===== INPUT FOR THIS TASK =====
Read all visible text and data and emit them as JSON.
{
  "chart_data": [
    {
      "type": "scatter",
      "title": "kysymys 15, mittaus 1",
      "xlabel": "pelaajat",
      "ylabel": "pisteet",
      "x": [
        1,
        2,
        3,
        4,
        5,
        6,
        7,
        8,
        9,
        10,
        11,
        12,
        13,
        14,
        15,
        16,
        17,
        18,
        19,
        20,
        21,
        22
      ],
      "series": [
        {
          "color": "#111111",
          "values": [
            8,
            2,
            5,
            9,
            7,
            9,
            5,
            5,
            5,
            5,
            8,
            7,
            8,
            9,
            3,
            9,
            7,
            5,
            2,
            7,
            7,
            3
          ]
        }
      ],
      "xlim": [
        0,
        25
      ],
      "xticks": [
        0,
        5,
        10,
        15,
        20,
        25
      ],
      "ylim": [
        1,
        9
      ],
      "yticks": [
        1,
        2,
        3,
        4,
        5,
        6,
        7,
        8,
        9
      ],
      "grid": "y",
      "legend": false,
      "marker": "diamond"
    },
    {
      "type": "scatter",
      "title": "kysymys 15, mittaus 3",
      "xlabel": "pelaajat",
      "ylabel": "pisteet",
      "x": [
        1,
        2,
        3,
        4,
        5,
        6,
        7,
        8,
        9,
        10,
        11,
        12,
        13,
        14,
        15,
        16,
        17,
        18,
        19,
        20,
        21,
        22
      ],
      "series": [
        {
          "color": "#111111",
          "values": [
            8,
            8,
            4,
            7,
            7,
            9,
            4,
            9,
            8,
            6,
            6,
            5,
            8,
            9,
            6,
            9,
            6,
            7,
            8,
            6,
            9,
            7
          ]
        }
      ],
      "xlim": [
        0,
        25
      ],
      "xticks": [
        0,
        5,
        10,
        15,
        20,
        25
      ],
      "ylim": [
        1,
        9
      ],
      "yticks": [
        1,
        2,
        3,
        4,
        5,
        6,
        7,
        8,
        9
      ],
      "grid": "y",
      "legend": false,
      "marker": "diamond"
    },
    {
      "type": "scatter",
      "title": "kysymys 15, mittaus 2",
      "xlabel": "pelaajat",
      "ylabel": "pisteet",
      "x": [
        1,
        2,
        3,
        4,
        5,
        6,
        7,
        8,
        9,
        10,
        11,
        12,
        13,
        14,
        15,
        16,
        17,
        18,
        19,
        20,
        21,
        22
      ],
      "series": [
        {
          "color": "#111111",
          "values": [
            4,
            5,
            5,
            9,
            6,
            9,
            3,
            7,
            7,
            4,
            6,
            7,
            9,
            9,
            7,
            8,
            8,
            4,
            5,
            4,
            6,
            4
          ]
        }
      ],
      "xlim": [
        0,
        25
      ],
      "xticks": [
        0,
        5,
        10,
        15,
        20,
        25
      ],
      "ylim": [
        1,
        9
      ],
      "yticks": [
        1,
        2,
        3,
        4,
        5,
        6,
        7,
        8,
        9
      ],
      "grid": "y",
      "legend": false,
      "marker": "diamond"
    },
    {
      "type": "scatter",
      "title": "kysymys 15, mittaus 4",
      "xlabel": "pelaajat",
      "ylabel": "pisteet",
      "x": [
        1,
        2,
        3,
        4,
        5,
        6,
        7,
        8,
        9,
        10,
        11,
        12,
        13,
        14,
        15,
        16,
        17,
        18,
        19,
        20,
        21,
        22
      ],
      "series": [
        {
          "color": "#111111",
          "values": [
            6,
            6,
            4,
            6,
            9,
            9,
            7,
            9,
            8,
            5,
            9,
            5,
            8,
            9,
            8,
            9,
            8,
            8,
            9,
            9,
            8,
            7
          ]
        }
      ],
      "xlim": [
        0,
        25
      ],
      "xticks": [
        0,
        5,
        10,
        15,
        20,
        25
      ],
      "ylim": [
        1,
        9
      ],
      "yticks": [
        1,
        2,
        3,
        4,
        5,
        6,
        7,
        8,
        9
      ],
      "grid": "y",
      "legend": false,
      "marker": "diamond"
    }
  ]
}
=====
Using the records given above, list every line that includes the word "title".

      "title": "kysymys 15, mittaus 1",
      "title": "kysymys 15, mittaus 3",
      "title": "kysymys 15, mittaus 2",
      "title": "kysymys 15, mittaus 4",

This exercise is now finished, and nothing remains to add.